▶ Available data

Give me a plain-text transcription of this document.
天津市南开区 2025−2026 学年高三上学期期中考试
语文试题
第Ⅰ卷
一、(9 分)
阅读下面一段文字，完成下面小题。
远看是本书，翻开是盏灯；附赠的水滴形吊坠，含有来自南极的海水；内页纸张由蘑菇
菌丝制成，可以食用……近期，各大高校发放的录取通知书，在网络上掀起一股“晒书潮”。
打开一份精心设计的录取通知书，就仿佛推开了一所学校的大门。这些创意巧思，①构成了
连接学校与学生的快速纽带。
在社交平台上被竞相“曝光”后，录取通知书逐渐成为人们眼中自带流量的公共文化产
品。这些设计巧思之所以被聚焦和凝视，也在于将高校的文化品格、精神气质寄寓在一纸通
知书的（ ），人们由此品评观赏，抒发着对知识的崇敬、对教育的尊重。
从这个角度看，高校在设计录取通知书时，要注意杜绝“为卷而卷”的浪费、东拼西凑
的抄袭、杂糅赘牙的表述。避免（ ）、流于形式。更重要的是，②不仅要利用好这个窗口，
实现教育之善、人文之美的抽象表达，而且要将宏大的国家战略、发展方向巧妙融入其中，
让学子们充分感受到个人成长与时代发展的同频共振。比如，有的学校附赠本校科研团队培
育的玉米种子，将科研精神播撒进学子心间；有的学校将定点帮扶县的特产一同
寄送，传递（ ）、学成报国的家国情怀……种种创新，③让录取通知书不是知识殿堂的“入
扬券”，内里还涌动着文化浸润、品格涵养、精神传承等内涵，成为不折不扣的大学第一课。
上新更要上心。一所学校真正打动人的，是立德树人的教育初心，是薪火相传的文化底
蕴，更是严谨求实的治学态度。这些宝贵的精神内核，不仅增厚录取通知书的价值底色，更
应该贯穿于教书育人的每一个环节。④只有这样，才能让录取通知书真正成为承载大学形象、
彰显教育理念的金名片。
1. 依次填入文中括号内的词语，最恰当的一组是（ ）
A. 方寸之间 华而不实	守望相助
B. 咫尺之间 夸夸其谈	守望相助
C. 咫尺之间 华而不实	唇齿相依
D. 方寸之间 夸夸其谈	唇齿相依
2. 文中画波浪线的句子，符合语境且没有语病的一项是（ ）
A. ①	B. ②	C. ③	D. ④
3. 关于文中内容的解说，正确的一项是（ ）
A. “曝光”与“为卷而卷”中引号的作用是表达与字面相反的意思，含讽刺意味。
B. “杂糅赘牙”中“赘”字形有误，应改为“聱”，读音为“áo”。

▶ Written instruction
Return every line exactly.

▶ Correct answer
Give me a plain-text transcription of this document.
天津市南开区 2025−2026 学年高三上学期期中考试
语文试题
第Ⅰ卷
一、(9 分)
阅读下面一段文字，完成下面小题。
远看是本书，翻开是盏灯；附赠的水滴形吊坠，含有来自南极的海水；内页纸张由蘑菇
菌丝制成，可以食用……近期，各大高校发放的录取通知书，在网络上掀起一股“晒书潮”。
打开一份精心设计的录取通知书，就仿佛推开了一所学校的大门。这些创意巧思，①构成了
连接学校与学生的快速纽带。
在社交平台上被竞相“曝光”后，录取通知书逐渐成为人们眼中自带流量的公共文化产
品。这些设计巧思之所以被聚焦和凝视，也在于将高校的文化品格、精神气质寄寓在一纸通
知书的（ ），人们由此品评观赏，抒发着对知识的崇敬、对教育的尊重。
从这个角度看，高校在设计录取通知书时，要注意杜绝“为卷而卷”的浪费、东拼西凑
的抄袭、杂糅赘牙的表述。避免（ ）、流于形式。更重要的是，②不仅要利用好这个窗口，
实现教育之善、人文之美的抽象表达，而且要将宏大的国家战略、发展方向巧妙融入其中，
让学子们充分感受到个人成长与时代发展的同频共振。比如，有的学校附赠本校科研团队培
育的玉米种子，将科研精神播撒进学子心间；有的学校将定点帮扶县的特产一同
寄送，传递（ ）、学成报国的家国情怀……种种创新，③让录取通知书不是知识殿堂的“入
扬券”，内里还涌动着文化浸润、品格涵养、精神传承等内涵，成为不折不扣的大学第一课。
上新更要上心。一所学校真正打动人的，是立德树人的教育初心，是薪火相传的文化底
蕴，更是严谨求实的治学态度。这些宝贵的精神内核，不仅增厚录取通知书的价值底色，更
应该贯穿于教书育人的每一个环节。④只有这样，才能让录取通知书真正成为承载大学形象、
彰显教育理念的金名片。
1. 依次填入文中括号内的词语，最恰当的一组是（ ）
A. 方寸之间 华而不实	守望相助
B. 咫尺之间 夸夸其谈	守望相助
C. 咫尺之间 华而不实	唇齿相依
D. 方寸之间 夸夸其谈	唇齿相依
2. 文中画波浪线的句子，符合语境且没有语病的一项是（ ）
A. ①	B. ②	C. ③	D. ④
3. 关于文中内容的解说，正确的一项是（ ）
A. “曝光”与“为卷而卷”中引号的作用是表达与字面相反的意思，含讽刺意味。
B. “杂糅赘牙”中“赘”字形有误，应改为“聱”，读音为“áo”。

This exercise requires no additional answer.